OBJECTIVE 1
In the passage about the Federal Reserve, which book by William Greider does the writer mention for learning about the institution?
OBJECTIVE 2
Quote the passage about the Federal Reserve word for word, starting at "A better look" and ending at "financial sector repeatedly.".

Wednesday, July 16, 2025

The US Central Bank: The Federal Reserve (AKA "The Fed")

Many people believe the Fed is somehow a private entity. In some sense, that may be technically true, but presidents report Fed leaders, and the Fed follows the dictates of Congress to the letter. Yes, it has private shareholders, and it often does things congress and the public don't like, but it always creates the currency at the direction of Congress.

To find out about this institution, you can read William Greider's Secrets of the Temple: How the Federal Reserve Runs the Country, but without a framework of understanding, it comes across as just historical gibberish--both too much information and too little connecting the dots.

A better look at the Fed and its recent history is Matt Stoller's column about it "Federal Reserve  Independence is Bad" Subtitle: "Donald Trump wants to fire Fed Chair Jay Powell. He should be able to do so. The Fed needs to be controlled by elected leaders, not Wall Street. Even if those elected leaders are bad."

Stoller is no Trump fan, but he notes that this important institution has for too long been immune to electoral accountability for things like encouraging exploding derivatives, or bailing out banks despite legislative attempts to put an end to that (e.g., Dodd-Frank). It's supposed "independence" is a smokescreen for favoring the financial sector repeatedly.

Says Stoller: "I think we should respond to bad leaders by electing different leaders, not by removing important areas of politics from political control. I also think Trump, yes even Trump, will do a better job at managing the central bank than a leadership group insulated from political control.

"When it is not, there are three problems. First, Americans lose faith in democracy as a meaningful system. They want their elected leaders to deal with prices, but their elected leaders have foregone any control over the institution tasked with doing so. Second, the Fed operating without direction from elected leaders gives politicians bad habits. For instance, Joe Biden’s administration was crippled in part by his refusal to take control of monetary policy, giving him an excuse not to even try addressing inflation. And third, Federal Reserve leaders and the institutional culture, without political control, become dedicated to consolidating financial power."

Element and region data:
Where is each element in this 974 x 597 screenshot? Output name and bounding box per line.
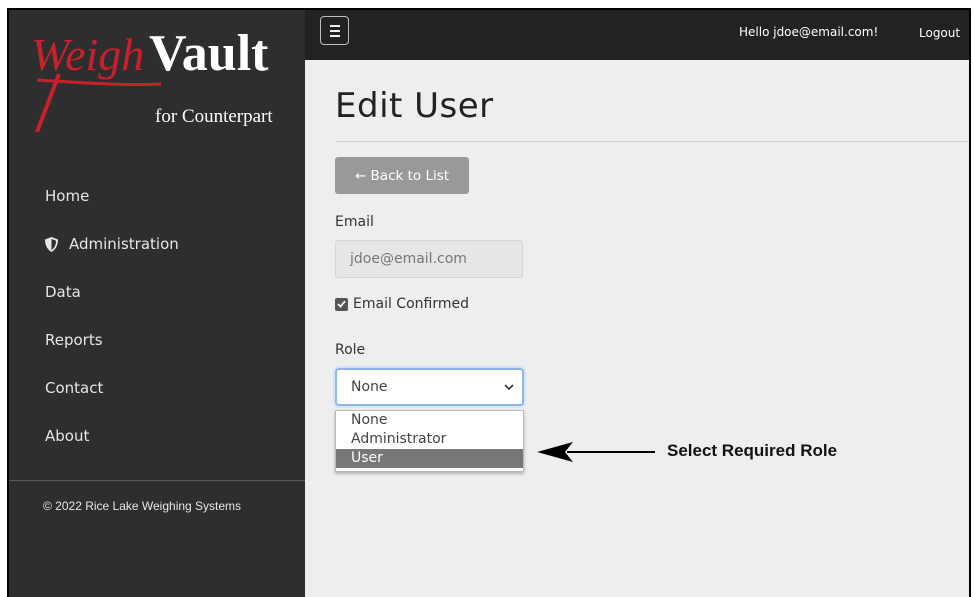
- hamburger-menu-button[interactable]: [320, 16, 349, 45]
- email-label: Email: [335, 214, 374, 230]
- top-navbar: Hello jdoe@email.com! Logout: [305, 10, 969, 60]
- role-select[interactable]: None: [335, 368, 524, 406]
- main-content: Edit User ← Back to List Email jdoe@emai…: [305, 60, 969, 597]
- logout-link[interactable]: Logout: [919, 26, 960, 40]
- email-confirmed-checkbox[interactable]: Email Confirmed: [335, 296, 469, 312]
- sidebar-item-label: About: [45, 427, 90, 445]
- app-window: Weigh Vault for Counterpart Home Adminis…: [7, 8, 971, 597]
- sidebar-nav: Home Administration Data Reports Contact…: [9, 172, 305, 460]
- role-selected-value: None: [351, 379, 388, 395]
- sidebar-item-about[interactable]: About: [9, 412, 305, 460]
- copyright-text: © 2022 Rice Lake Weighing Systems: [43, 499, 242, 513]
- sidebar-item-label: Contact: [45, 379, 104, 397]
- sidebar-item-administration[interactable]: Administration: [9, 220, 305, 268]
- sidebar-item-contact[interactable]: Contact: [9, 364, 305, 412]
- checkbox-checked-icon[interactable]: [335, 297, 348, 311]
- sidebar-item-label: Data: [45, 283, 81, 301]
- title-divider: [335, 141, 969, 142]
- back-to-list-button[interactable]: ← Back to List: [335, 157, 469, 194]
- sidebar-divider: [9, 480, 305, 481]
- weighvault-logo[interactable]: Weigh Vault for Counterpart: [31, 22, 293, 132]
- sidebar: Weigh Vault for Counterpart Home Adminis…: [9, 10, 305, 597]
- svg-text:for Counterpart: for Counterpart: [155, 106, 273, 127]
- sidebar-item-label: Home: [45, 187, 90, 205]
- svg-text:Vault: Vault: [149, 25, 269, 82]
- callout-arrow-icon: [537, 442, 655, 462]
- sidebar-item-label: Administration: [69, 235, 179, 253]
- svg-text:Weigh: Weigh: [31, 29, 144, 80]
- role-option-administrator[interactable]: Administrator: [336, 430, 523, 449]
- hamburger-icon: [329, 24, 340, 27]
- email-field: jdoe@email.com: [335, 240, 523, 278]
- user-greeting: Hello jdoe@email.com!: [739, 25, 879, 39]
- sidebar-item-home[interactable]: Home: [9, 172, 305, 220]
- role-option-user[interactable]: User: [336, 449, 523, 468]
- chevron-down-icon: [504, 384, 514, 391]
- page-title: Edit User: [335, 86, 494, 126]
- sidebar-item-reports[interactable]: Reports: [9, 316, 305, 364]
- email-confirmed-label: Email Confirmed: [353, 296, 469, 312]
- shield-icon: [45, 236, 58, 252]
- role-dropdown-list: None Administrator User: [335, 410, 524, 472]
- role-option-none[interactable]: None: [336, 411, 523, 430]
- callout-text: Select Required Role: [667, 441, 838, 460]
- sidebar-item-label: Reports: [45, 331, 103, 349]
- sidebar-item-data[interactable]: Data: [9, 268, 305, 316]
- role-label: Role: [335, 342, 366, 358]
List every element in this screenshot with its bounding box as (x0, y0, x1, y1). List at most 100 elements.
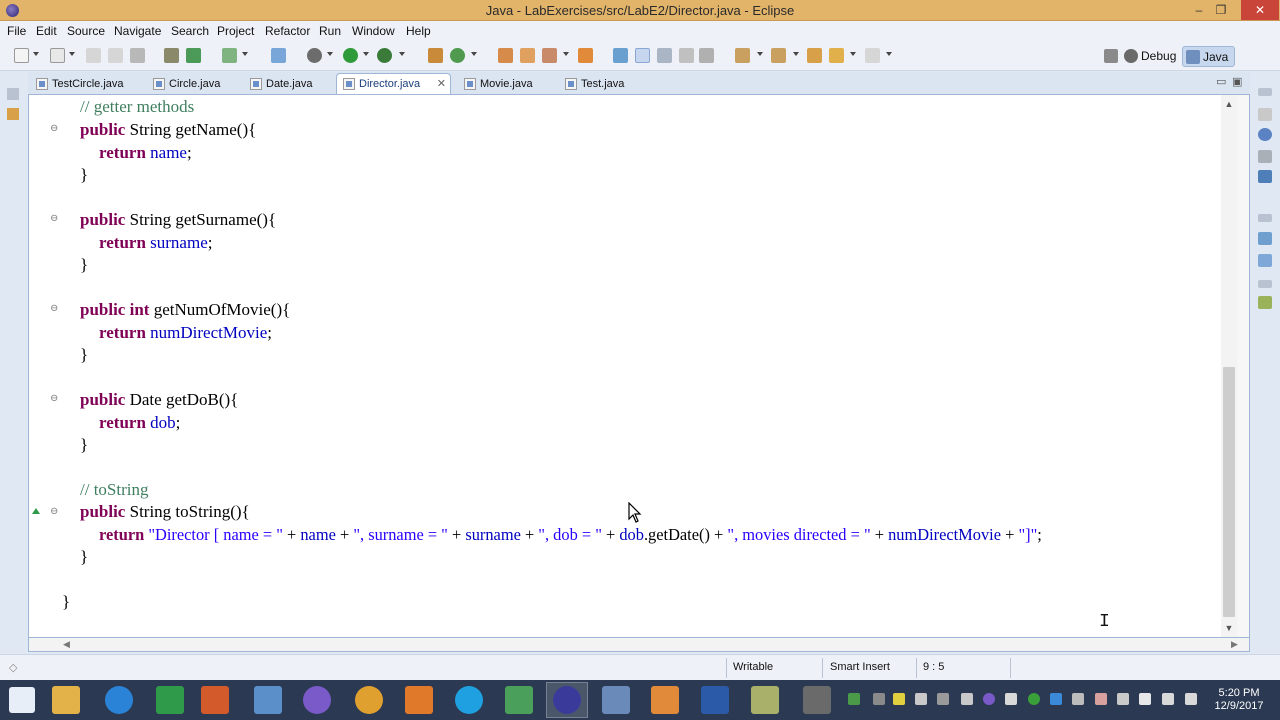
menu-navigate[interactable]: Navigate (114, 24, 161, 38)
menu-edit[interactable]: Edit (36, 24, 57, 38)
chevron-down-icon[interactable] (471, 52, 477, 56)
taskbar-clock[interactable]: 5:20 PM 12/9/2017 (1213, 687, 1265, 713)
tray-icon[interactable] (983, 693, 995, 705)
tab-movie[interactable]: Movie.java (457, 73, 557, 94)
scroll-right-icon[interactable]: ▶ (1231, 639, 1238, 650)
restore-icon[interactable] (1258, 88, 1272, 96)
tab-test[interactable]: Test.java (558, 73, 648, 94)
tray-icon[interactable] (937, 693, 949, 705)
media-icon[interactable] (405, 686, 433, 714)
menu-source[interactable]: Source (67, 24, 105, 38)
skype-icon[interactable] (455, 686, 483, 714)
powerpoint-icon[interactable] (201, 686, 229, 714)
calculator-icon[interactable] (254, 686, 282, 714)
close-button[interactable]: ✕ (1241, 0, 1279, 20)
utorrent-icon[interactable] (505, 686, 533, 714)
members-icon[interactable] (1258, 254, 1272, 267)
open-type-icon[interactable] (271, 48, 286, 63)
battery-icon[interactable] (1139, 693, 1151, 705)
maximize-editor-icon[interactable]: ▣ (1232, 75, 1242, 88)
last-edit-icon[interactable] (807, 48, 822, 63)
tray-icon[interactable] (1095, 693, 1107, 705)
forward-icon[interactable] (865, 48, 880, 63)
fold-toggle-icon[interactable]: ⊖ (50, 507, 59, 517)
save-all-icon[interactable] (108, 48, 123, 63)
restore-icon[interactable] (1258, 214, 1272, 222)
perspective-java[interactable]: Java (1182, 46, 1236, 67)
hierarchy-icon[interactable] (1258, 232, 1272, 245)
tray-icon[interactable] (1028, 693, 1040, 705)
chevron-down-icon[interactable] (242, 52, 248, 56)
tray-icon[interactable] (961, 693, 973, 705)
console-icon[interactable] (1258, 296, 1272, 309)
tray-icon[interactable] (1005, 693, 1017, 705)
fold-toggle-icon[interactable]: ⊖ (50, 394, 59, 404)
build-all-icon[interactable] (186, 48, 201, 63)
tray-icon[interactable] (1050, 693, 1062, 705)
show-whitespace-icon[interactable] (679, 48, 694, 63)
minimize-editor-icon[interactable]: ▭ (1216, 75, 1226, 88)
chevron-down-icon[interactable] (69, 52, 75, 56)
code-area[interactable]: // getter methods ⊖ public String getNam… (29, 95, 1221, 637)
back-icon[interactable] (829, 48, 844, 63)
chevron-down-icon[interactable] (363, 52, 369, 56)
scroll-thumb[interactable] (1223, 367, 1235, 617)
chevron-down-icon[interactable] (33, 52, 39, 56)
paint-icon[interactable] (602, 686, 630, 714)
override-marker-icon[interactable] (32, 508, 40, 514)
chrome-icon[interactable] (355, 686, 383, 714)
chevron-down-icon[interactable] (793, 52, 799, 56)
fast-view-icon[interactable]: ◇ (9, 661, 17, 674)
menu-help[interactable]: Help (406, 24, 431, 38)
tray-icon[interactable] (848, 693, 860, 705)
eclipse-taskbar-icon[interactable] (553, 686, 581, 714)
open-perspective-button[interactable] (1101, 46, 1121, 67)
menu-run[interactable]: Run (319, 24, 341, 38)
maximize-button[interactable]: ❐ (1210, 0, 1232, 20)
menu-file[interactable]: File (7, 24, 26, 38)
pilcrow-icon[interactable] (699, 48, 714, 63)
chevron-down-icon[interactable] (327, 52, 333, 56)
tab-director[interactable]: Director.java ✕ (336, 73, 451, 94)
external-tools-icon[interactable] (428, 48, 443, 63)
chevron-down-icon[interactable] (757, 52, 763, 56)
notes-icon[interactable] (751, 686, 779, 714)
tray-icon[interactable] (873, 693, 885, 705)
scroll-up-icon[interactable]: ▲ (1224, 99, 1234, 109)
vertical-scrollbar[interactable]: ▲ ▼ (1221, 95, 1237, 637)
fold-toggle-icon[interactable]: ⊖ (50, 304, 59, 314)
overview-ruler[interactable] (1237, 95, 1249, 637)
open-console-icon[interactable] (578, 48, 593, 63)
scroll-left-icon[interactable]: ◀ (63, 639, 70, 650)
restore-icon[interactable] (7, 88, 19, 100)
open-package-icon[interactable] (498, 48, 513, 63)
close-tab-icon[interactable]: ✕ (437, 74, 446, 94)
toggle-highlight-icon[interactable] (635, 48, 650, 63)
tab-circle[interactable]: Circle.java (146, 73, 242, 94)
perspective-debug[interactable]: Debug (1121, 46, 1176, 67)
windows-start-icon[interactable] (9, 687, 35, 713)
network-icon[interactable] (1162, 693, 1174, 705)
word-icon[interactable] (701, 686, 729, 714)
horizontal-scrollbar[interactable]: ◀ ▶ (28, 638, 1250, 652)
menu-search[interactable]: Search (171, 24, 209, 38)
package-explorer-icon[interactable] (7, 108, 19, 120)
search-icon[interactable] (542, 48, 557, 63)
toggle-block-icon[interactable] (657, 48, 672, 63)
chevron-down-icon[interactable] (399, 52, 405, 56)
print-icon[interactable] (130, 48, 145, 63)
tasks-icon[interactable] (222, 48, 237, 63)
find-icon[interactable] (1258, 150, 1272, 163)
debug-icon[interactable] (307, 48, 322, 63)
video-player-icon[interactable] (651, 686, 679, 714)
run-icon[interactable] (343, 48, 358, 63)
build-icon[interactable] (164, 48, 179, 63)
scroll-down-icon[interactable]: ▼ (1224, 623, 1234, 633)
open-task-icon[interactable] (520, 48, 535, 63)
next-annotation-icon[interactable] (735, 48, 750, 63)
internet-explorer-icon[interactable] (105, 686, 133, 714)
tray-icon[interactable] (1117, 693, 1129, 705)
bluetooth-icon[interactable] (1072, 693, 1084, 705)
toggle-mark-icon[interactable] (613, 48, 628, 63)
new-icon[interactable] (14, 48, 29, 63)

CORRECT RESPONSE 1
Secrets of the Temple: How the Federal Reserve Runs the Country

CORRECT RESPONSE 2
A better look at the Fed and its recent history is Matt Stoller's column about it "Federal Reserve  Independence is Bad" Subtitle: "Donald Trump wants to fire Fed Chair Jay Powell. He should be able to do so. The Fed needs to be controlled by elected leaders, not Wall Street. Even if those elected leaders are bad."

Stoller is no Trump fan, but he notes that this important institution has for too long been immune to electoral accountability for things like encouraging exploding derivatives, or bailing out banks despite legislative attempts to put an end to that (e.g., Dodd-Frank). It's supposed "independence" is a smokescreen for favoring the financial sector repeatedly.